▶ EXERCISE AIM
Pictures stay out of the copy; restate everything else in the material exactly.
──────────────────────────────
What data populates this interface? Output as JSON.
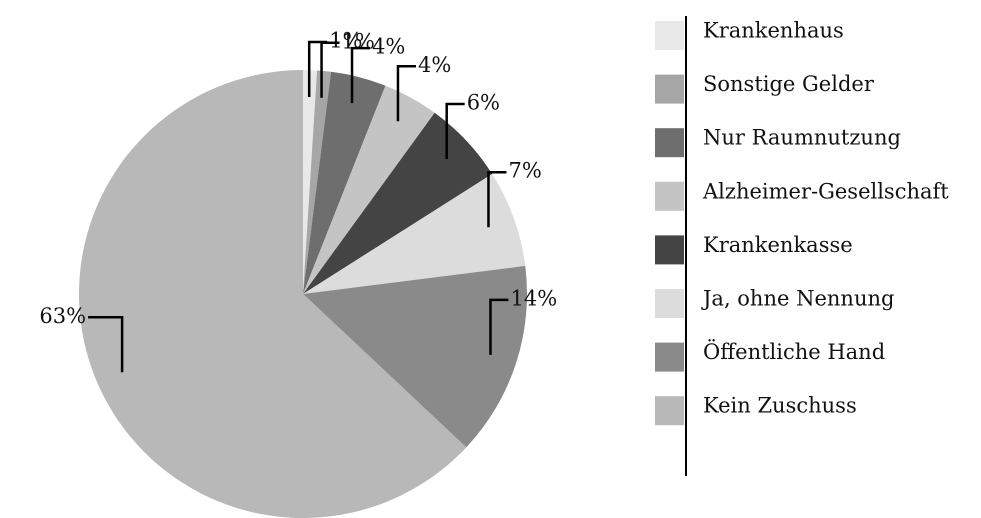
{
  "chart_data": {
    "type": "pie",
    "categories": [
      "Krankenhaus",
      "Sonstige Gelder",
      "Nur Raumnutzung",
      "Alzheimer-Gesellschaft",
      "Krankenkasse",
      "Ja, ohne Nennung",
      "Öffentliche Hand",
      "Kein Zuschuss"
    ],
    "values": [
      1,
      1,
      4,
      4,
      6,
      7,
      14,
      63
    ],
    "value_labels": [
      "1%",
      "1%",
      "4%",
      "4%",
      "6%",
      "7%",
      "14%",
      "63%"
    ],
    "colors": [
      "#e8e8e8",
      "#a6a6a6",
      "#6e6e6e",
      "#c4c4c4",
      "#444444",
      "#dcdcdc",
      "#8a8a8a",
      "#b8b8b8"
    ]
  }
}
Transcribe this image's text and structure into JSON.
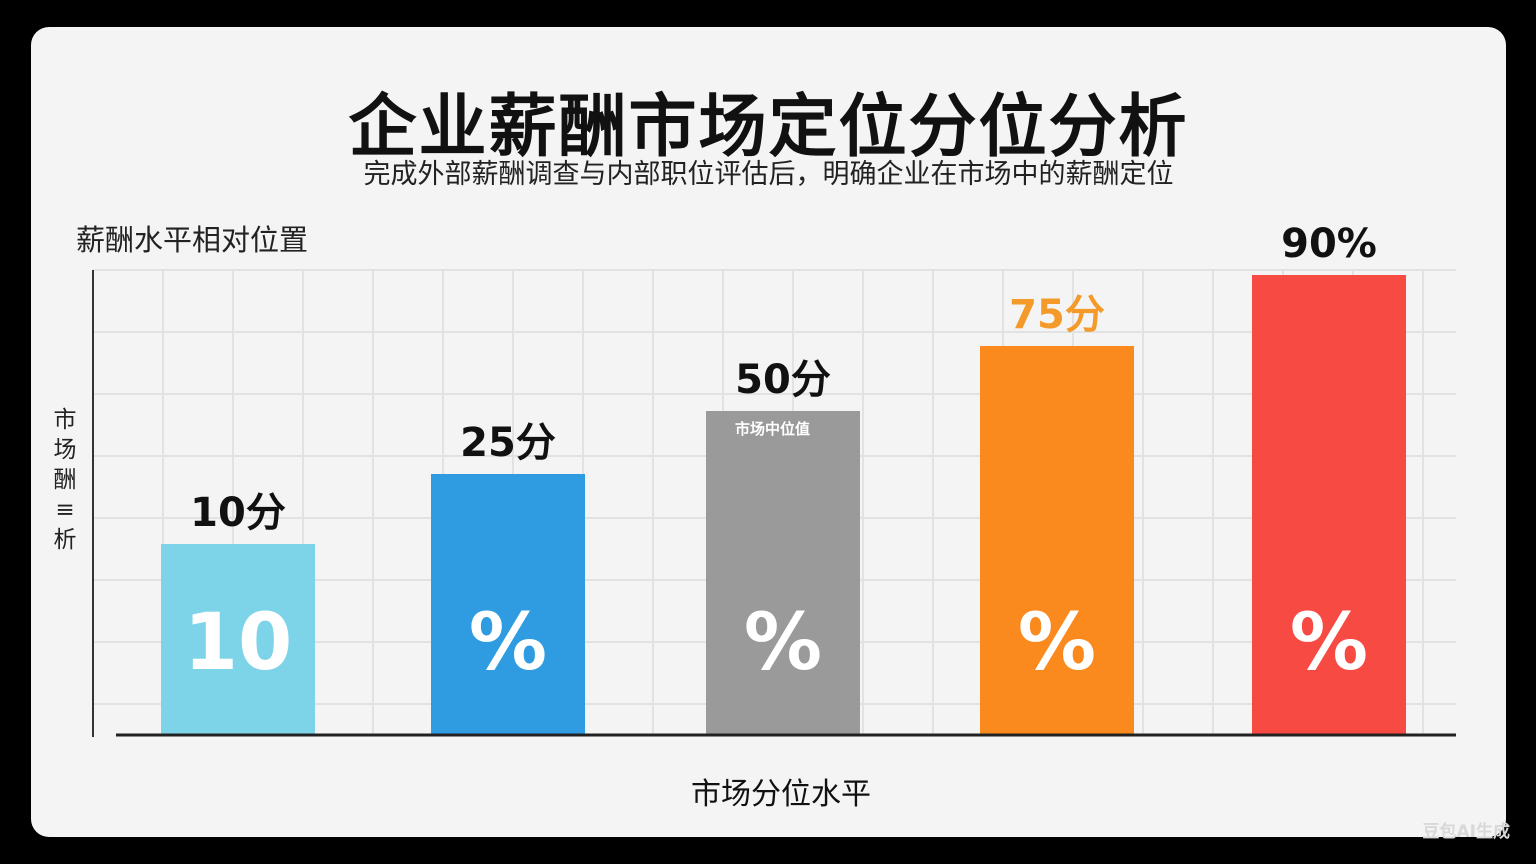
{
  "chart_data": {
    "type": "bar",
    "title": "企业薪酬市场定位分位分析",
    "subtitle": "完成外部薪酬调查与内部职位评估后，明确企业在市场中的薪酬定位",
    "ytitle": "薪酬水平相对位置",
    "ylabel_side": "市场酬≡析",
    "xlabel": "市场分位水平",
    "categories": [
      "",
      "",
      "",
      "",
      ""
    ],
    "values": [
      10,
      25,
      50,
      75,
      90
    ],
    "top_labels": [
      "10分",
      "25分",
      "50分",
      "75分",
      "90%"
    ],
    "top_label_colors": [
      "#111111",
      "#111111",
      "#111111",
      "#f39a2a",
      "#111111"
    ],
    "inner_labels": [
      "10",
      "%",
      "%",
      "%",
      "%"
    ],
    "bar_colors": [
      "#7dd4e8",
      "#2f9be0",
      "#9a9a9a",
      "#fb8a1e",
      "#f74a43"
    ],
    "bar_annotation": {
      "index": 2,
      "text": "市场中位值"
    },
    "ylim": [
      0,
      100
    ],
    "grid": true,
    "legend": "none"
  },
  "watermark": "豆包AI生成"
}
──────────────────────────────
▶ SOLUTION TO THIS EXERCISE
What data populates this interface? Output as JSON.
{
  "chart_data": {
    "type": "pie",
    "categories": [
      "Krankenhaus",
      "Sonstige Gelder",
      "Nur Raumnutzung",
      "Alzheimer-Gesellschaft",
      "Krankenkasse",
      "Ja, ohne Nennung",
      "Öffentliche Hand",
      "Kein Zuschuss"
    ],
    "values": [
      1,
      1,
      4,
      4,
      6,
      7,
      14,
      63
    ],
    "value_labels": [
      "1%",
      "1%",
      "4%",
      "4%",
      "6%",
      "7%",
      "14%",
      "63%"
    ],
    "colors": [
      "#e8e8e8",
      "#a6a6a6",
      "#6e6e6e",
      "#c4c4c4",
      "#444444",
      "#dcdcdc",
      "#8a8a8a",
      "#b8b8b8"
    ]
  }
}
Transcribe this image's text and structure into JSON.
{
  "chart_data": {
    "type": "bar",
    "title": "企业薪酬市场定位分位分析",
    "subtitle": "完成外部薪酬调查与内部职位评估后，明确企业在市场中的薪酬定位",
    "ytitle": "薪酬水平相对位置",
    "ylabel_side": "市场酬≡析",
    "xlabel": "市场分位水平",
    "categories": [
      "",
      "",
      "",
      "",
      ""
    ],
    "values": [
      10,
      25,
      50,
      75,
      90
    ],
    "top_labels": [
      "10分",
      "25分",
      "50分",
      "75分",
      "90%"
    ],
    "top_label_colors": [
      "#111111",
      "#111111",
      "#111111",
      "#f39a2a",
      "#111111"
    ],
    "inner_labels": [
      "10",
      "%",
      "%",
      "%",
      "%"
    ],
    "bar_colors": [
      "#7dd4e8",
      "#2f9be0",
      "#9a9a9a",
      "#fb8a1e",
      "#f74a43"
    ],
    "bar_annotation": {
      "index": 2,
      "text": "市场中位值"
    },
    "ylim": [
      0,
      100
    ],
    "grid": true,
    "legend": "none"
  },
  "watermark": "豆包AI生成"
}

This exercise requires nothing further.